Возвращение поэтики абсурда на родную землю. Постмодерн. Абсурд берется априори. Раздувание противоречия между человеком и миром до размеров Вселенной. Хлопок. Пустота. Пустота как торжество хаоса и как результат действия вируса абсурда. Попытка литературоведов проанализировать поэтику современных авторов привела к тому, что литературоведение окончательно отделилось от литературы. Оно как бы само по себе - некое на особом языке написанное произведение искусства, мало связанное с объектом исследования. И чем менее вменяемо произведение, тем более логично выстроены его интерпретации. Чем хуже язык объекта исследования, тем лучше язык самого исследования. В исследовательских лабораториях создаются мифы об авторах. Без этих мифов этих авторов невозможно читать. Мифология спасает современное человечество от деградации. Уберите мифологию вокруг имен - никто ничего читать не будет. Что же останется? Знаки против означаемых. Пыль и мусор в пазухах скелетов. Остатки поэтического в пазухах логики. Метафизический сдвиг в сознании человека. И все.
Цивилизация перерастает границы здравого смысла. Цивилизация как абсурд. Фрагментация телесности. Поэтика абсурда как фотографическое фрагментарное изображение цивилизации. Цитатность вместо метафоричности. Вторые элементы таких метафор-цитат - бесконечный список авторов в худшем случае и переплетение судеб авторов - в лучшем.
Отказ В. Белова от изображения вымыслов. Изображение реальности как поэтика абсурда. Борьба за право мыслить вообще (оппозиция логике цивилизации, доведенной до абсурда). Журнальный вариант поэтики абсурда.
Жалобная песенка переходит из одного произведения в другое - от Булгакова к Данелия. Она гротескное выражение упадка всего: вкуса, запаха, меры. Болезнь. Бред. Абсурд.

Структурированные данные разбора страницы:
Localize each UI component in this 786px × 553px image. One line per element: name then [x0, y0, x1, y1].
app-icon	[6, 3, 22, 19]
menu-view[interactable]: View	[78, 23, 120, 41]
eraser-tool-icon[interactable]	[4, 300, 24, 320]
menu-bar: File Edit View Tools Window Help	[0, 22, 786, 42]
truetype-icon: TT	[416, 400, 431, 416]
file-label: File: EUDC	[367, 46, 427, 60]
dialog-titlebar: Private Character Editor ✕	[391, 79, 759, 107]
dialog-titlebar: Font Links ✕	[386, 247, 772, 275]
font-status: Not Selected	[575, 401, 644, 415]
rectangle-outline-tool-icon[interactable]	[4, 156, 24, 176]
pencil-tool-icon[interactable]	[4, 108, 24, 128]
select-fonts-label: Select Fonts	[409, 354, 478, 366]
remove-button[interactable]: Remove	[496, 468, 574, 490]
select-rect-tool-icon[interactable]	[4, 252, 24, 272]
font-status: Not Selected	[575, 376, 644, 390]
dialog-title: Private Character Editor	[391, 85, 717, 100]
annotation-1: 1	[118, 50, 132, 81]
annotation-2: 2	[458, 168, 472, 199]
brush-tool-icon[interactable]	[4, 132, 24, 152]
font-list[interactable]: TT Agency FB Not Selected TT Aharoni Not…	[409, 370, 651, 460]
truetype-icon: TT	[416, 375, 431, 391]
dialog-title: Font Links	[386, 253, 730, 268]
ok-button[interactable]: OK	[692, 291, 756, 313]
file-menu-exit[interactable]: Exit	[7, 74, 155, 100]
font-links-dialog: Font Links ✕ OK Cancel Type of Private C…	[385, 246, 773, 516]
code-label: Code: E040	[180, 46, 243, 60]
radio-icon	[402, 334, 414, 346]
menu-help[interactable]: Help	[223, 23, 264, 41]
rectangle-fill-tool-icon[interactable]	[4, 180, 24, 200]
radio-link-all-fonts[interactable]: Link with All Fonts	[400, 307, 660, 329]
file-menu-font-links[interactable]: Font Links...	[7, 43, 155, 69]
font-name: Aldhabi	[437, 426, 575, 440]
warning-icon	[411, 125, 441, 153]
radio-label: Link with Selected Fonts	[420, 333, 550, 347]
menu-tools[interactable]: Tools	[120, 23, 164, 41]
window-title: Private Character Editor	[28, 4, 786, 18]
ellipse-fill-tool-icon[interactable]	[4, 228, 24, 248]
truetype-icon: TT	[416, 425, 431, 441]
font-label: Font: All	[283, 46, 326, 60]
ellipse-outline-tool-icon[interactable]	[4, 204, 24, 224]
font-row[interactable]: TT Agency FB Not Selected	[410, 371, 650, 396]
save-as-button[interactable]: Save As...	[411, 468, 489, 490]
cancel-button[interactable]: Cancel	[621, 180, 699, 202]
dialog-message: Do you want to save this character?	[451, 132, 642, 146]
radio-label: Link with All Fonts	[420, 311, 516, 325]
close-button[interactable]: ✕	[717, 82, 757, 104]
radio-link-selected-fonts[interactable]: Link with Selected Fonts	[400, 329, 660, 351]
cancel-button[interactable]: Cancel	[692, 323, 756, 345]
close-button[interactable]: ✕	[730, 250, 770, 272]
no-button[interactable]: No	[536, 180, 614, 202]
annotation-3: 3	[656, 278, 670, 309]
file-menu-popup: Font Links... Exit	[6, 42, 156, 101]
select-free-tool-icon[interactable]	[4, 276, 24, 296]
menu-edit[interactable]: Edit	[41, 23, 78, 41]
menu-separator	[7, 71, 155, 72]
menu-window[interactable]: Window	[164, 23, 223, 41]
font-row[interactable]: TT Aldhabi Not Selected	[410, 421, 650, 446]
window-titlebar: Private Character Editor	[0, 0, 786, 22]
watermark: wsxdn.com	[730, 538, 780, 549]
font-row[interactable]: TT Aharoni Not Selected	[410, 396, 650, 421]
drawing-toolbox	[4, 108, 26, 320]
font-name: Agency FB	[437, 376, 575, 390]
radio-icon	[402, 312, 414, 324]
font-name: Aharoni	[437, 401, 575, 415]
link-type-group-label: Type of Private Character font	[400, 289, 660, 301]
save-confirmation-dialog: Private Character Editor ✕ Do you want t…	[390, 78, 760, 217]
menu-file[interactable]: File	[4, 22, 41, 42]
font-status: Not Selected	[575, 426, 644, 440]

__Список заданий__:
1) Определите, согласуется ли каждое из утверждений (а), (б) и (в) с текстом о поэтике абсурда, ответив «да» или «нет» и дословно приведя решающие слова текста. (а) Литературоведение окончательно отделилось от литературы. (б) В. Белов обращается к изображению вымыслов. (в) Жалобная песенка переходит от Данелия к Булгакову.
2) Верните без изменений отрывок из текста о поэтике абсурда, который начинается словами, содержащими «Цивилизация перерастает границы», и заканчивается словами «Болезнь. Бред. Абсурд.».

__Ответы по заданиям__:
1)
(а) Да: «литературоведение окончательно отделилось от литературы».
(б) Нет: «Отказ В. Белова от изображения вымыслов».
(в) Нет: «от Булгакова к Данелия».

2)
Цивилизация перерастает границы здравого смысла. Цивилизация как абсурд. Фрагментация телесности. Поэтика абсурда как фотографическое фрагментарное изображение цивилизации. Цитатность вместо метафоричности. Вторые элементы таких метафор-цитат - бесконечный список авторов в худшем случае и переплетение судеб авторов - в лучшем.
Отказ В. Белова от изображения вымыслов. Изображение реальности как поэтика абсурда. Борьба за право мыслить вообще (оппозиция логике цивилизации, доведенной до абсурда). Журнальный вариант поэтики абсурда.
Жалобная песенка переходит из одного произведения в другое - от Булгакова к Данелия. Она гротескное выражение упадка всего: вкуса, запаха, меры. Болезнь. Бред. Абсурд.